**RECORDED DATA**:

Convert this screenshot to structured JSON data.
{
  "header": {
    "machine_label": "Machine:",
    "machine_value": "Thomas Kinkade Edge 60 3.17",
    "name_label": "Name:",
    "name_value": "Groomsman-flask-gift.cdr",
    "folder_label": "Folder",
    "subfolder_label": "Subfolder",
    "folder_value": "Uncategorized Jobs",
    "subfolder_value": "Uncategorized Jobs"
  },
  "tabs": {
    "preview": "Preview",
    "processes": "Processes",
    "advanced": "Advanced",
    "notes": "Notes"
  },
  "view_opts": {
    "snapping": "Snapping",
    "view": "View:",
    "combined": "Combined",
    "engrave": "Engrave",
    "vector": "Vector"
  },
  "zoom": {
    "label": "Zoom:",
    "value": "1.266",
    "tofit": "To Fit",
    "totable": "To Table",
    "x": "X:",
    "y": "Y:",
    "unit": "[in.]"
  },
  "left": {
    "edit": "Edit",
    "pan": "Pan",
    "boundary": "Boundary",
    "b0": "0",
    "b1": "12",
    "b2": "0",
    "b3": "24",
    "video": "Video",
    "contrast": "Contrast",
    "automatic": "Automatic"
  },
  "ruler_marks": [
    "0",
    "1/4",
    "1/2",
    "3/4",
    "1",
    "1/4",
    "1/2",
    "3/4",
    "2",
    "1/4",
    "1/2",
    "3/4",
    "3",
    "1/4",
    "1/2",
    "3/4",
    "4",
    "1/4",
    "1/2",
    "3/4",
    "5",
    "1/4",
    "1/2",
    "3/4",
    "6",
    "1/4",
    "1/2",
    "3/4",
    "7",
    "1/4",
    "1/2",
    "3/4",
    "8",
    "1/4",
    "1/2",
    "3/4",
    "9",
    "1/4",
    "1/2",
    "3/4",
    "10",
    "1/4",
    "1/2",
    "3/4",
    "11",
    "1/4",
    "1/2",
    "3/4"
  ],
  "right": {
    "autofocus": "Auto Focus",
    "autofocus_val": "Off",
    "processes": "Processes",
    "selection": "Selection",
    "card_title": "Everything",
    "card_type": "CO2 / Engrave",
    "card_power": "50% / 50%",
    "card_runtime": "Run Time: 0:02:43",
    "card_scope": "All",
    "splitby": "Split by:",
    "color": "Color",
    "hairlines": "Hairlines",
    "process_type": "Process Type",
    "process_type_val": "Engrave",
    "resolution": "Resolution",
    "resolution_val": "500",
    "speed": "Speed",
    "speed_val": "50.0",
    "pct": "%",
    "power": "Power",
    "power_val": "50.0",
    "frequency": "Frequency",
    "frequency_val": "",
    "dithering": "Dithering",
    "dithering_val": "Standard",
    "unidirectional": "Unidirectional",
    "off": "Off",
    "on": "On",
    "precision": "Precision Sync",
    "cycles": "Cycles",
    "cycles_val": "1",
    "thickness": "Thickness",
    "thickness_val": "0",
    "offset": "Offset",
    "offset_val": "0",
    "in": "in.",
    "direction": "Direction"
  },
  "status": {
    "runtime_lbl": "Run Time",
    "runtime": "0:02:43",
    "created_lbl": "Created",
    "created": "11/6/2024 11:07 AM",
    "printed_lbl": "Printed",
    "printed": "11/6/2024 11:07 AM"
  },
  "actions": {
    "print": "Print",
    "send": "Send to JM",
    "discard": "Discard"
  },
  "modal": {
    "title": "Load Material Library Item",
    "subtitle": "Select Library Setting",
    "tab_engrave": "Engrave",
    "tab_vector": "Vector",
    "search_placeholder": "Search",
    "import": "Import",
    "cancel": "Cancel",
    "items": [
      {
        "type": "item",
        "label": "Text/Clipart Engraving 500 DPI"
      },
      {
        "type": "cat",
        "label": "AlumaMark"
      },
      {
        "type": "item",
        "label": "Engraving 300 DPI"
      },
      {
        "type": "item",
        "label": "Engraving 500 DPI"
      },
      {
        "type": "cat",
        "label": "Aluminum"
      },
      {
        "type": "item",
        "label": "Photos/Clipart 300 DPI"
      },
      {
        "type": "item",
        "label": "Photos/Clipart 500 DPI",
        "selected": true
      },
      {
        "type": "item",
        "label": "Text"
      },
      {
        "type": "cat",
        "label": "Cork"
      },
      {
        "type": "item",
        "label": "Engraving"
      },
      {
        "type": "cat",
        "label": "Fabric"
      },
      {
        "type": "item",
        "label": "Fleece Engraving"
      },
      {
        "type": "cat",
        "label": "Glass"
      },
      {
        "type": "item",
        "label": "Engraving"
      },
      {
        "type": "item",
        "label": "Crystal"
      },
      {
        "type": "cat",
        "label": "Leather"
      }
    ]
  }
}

**WORK TO BE COMPLETED**: Write out every line from the records above, word for word.

**EXERCISE RESULT**:
Convert this screenshot to structured JSON data.
{
  "header": {
    "machine_label": "Machine:",
    "machine_value": "Thomas Kinkade Edge 60 3.17",
    "name_label": "Name:",
    "name_value": "Groomsman-flask-gift.cdr",
    "folder_label": "Folder",
    "subfolder_label": "Subfolder",
    "folder_value": "Uncategorized Jobs",
    "subfolder_value": "Uncategorized Jobs"
  },
  "tabs": {
    "preview": "Preview",
    "processes": "Processes",
    "advanced": "Advanced",
    "notes": "Notes"
  },
  "view_opts": {
    "snapping": "Snapping",
    "view": "View:",
    "combined": "Combined",
    "engrave": "Engrave",
    "vector": "Vector"
  },
  "zoom": {
    "label": "Zoom:",
    "value": "1.266",
    "tofit": "To Fit",
    "totable": "To Table",
    "x": "X:",
    "y": "Y:",
    "unit": "[in.]"
  },
  "left": {
    "edit": "Edit",
    "pan": "Pan",
    "boundary": "Boundary",
    "b0": "0",
    "b1": "12",
    "b2": "0",
    "b3": "24",
    "video": "Video",
    "contrast": "Contrast",
    "automatic": "Automatic"
  },
  "ruler_marks": [
    "0",
    "1/4",
    "1/2",
    "3/4",
    "1",
    "1/4",
    "1/2",
    "3/4",
    "2",
    "1/4",
    "1/2",
    "3/4",
    "3",
    "1/4",
    "1/2",
    "3/4",
    "4",
    "1/4",
    "1/2",
    "3/4",
    "5",
    "1/4",
    "1/2",
    "3/4",
    "6",
    "1/4",
    "1/2",
    "3/4",
    "7",
    "1/4",
    "1/2",
    "3/4",
    "8",
    "1/4",
    "1/2",
    "3/4",
    "9",
    "1/4",
    "1/2",
    "3/4",
    "10",
    "1/4",
    "1/2",
    "3/4",
    "11",
    "1/4",
    "1/2",
    "3/4"
  ],
  "right": {
    "autofocus": "Auto Focus",
    "autofocus_val": "Off",
    "processes": "Processes",
    "selection": "Selection",
    "card_title": "Everything",
    "card_type": "CO2 / Engrave",
    "card_power": "50% / 50%",
    "card_runtime": "Run Time: 0:02:43",
    "card_scope": "All",
    "splitby": "Split by:",
    "color": "Color",
    "hairlines": "Hairlines",
    "process_type": "Process Type",
    "process_type_val": "Engrave",
    "resolution": "Resolution",
    "resolution_val": "500",
    "speed": "Speed",
    "speed_val": "50.0",
    "pct": "%",
    "power": "Power",
    "power_val": "50.0",
    "frequency": "Frequency",
    "frequency_val": "",
    "dithering": "Dithering",
    "dithering_val": "Standard",
    "unidirectional": "Unidirectional",
    "off": "Off",
    "on": "On",
    "precision": "Precision Sync",
    "cycles": "Cycles",
    "cycles_val": "1",
    "thickness": "Thickness",
    "thickness_val": "0",
    "offset": "Offset",
    "offset_val": "0",
    "in": "in.",
    "direction": "Direction"
  },
  "status": {
    "runtime_lbl": "Run Time",
    "runtime": "0:02:43",
    "created_lbl": "Created",
    "created": "11/6/2024 11:07 AM",
    "printed_lbl": "Printed",
    "printed": "11/6/2024 11:07 AM"
  },
  "actions": {
    "print": "Print",
    "send": "Send to JM",
    "discard": "Discard"
  },
  "modal": {
    "title": "Load Material Library Item",
    "subtitle": "Select Library Setting",
    "tab_engrave": "Engrave",
    "tab_vector": "Vector",
    "search_placeholder": "Search",
    "import": "Import",
    "cancel": "Cancel",
    "items": [
      {
        "type": "item",
        "label": "Text/Clipart Engraving 500 DPI"
      },
      {
        "type": "cat",
        "label": "AlumaMark"
      },
      {
        "type": "item",
        "label": "Engraving 300 DPI"
      },
      {
        "type": "item",
        "label": "Engraving 500 DPI"
      },
      {
        "type": "cat",
        "label": "Aluminum"
      },
      {
        "type": "item",
        "label": "Photos/Clipart 300 DPI"
      },
      {
        "type": "item",
        "label": "Photos/Clipart 500 DPI",
        "selected": true
      },
      {
        "type": "item",
        "label": "Text"
      },
      {
        "type": "cat",
        "label": "Cork"
      },
      {
        "type": "item",
        "label": "Engraving"
      },
      {
        "type": "cat",
        "label": "Fabric"
      },
      {
        "type": "item",
        "label": "Fleece Engraving"
      },
      {
        "type": "cat",
        "label": "Glass"
      },
      {
        "type": "item",
        "label": "Engraving"
      },
      {
        "type": "item",
        "label": "Crystal"
      },
      {
        "type": "cat",
        "label": "Leather"
      }
    ]
  }
}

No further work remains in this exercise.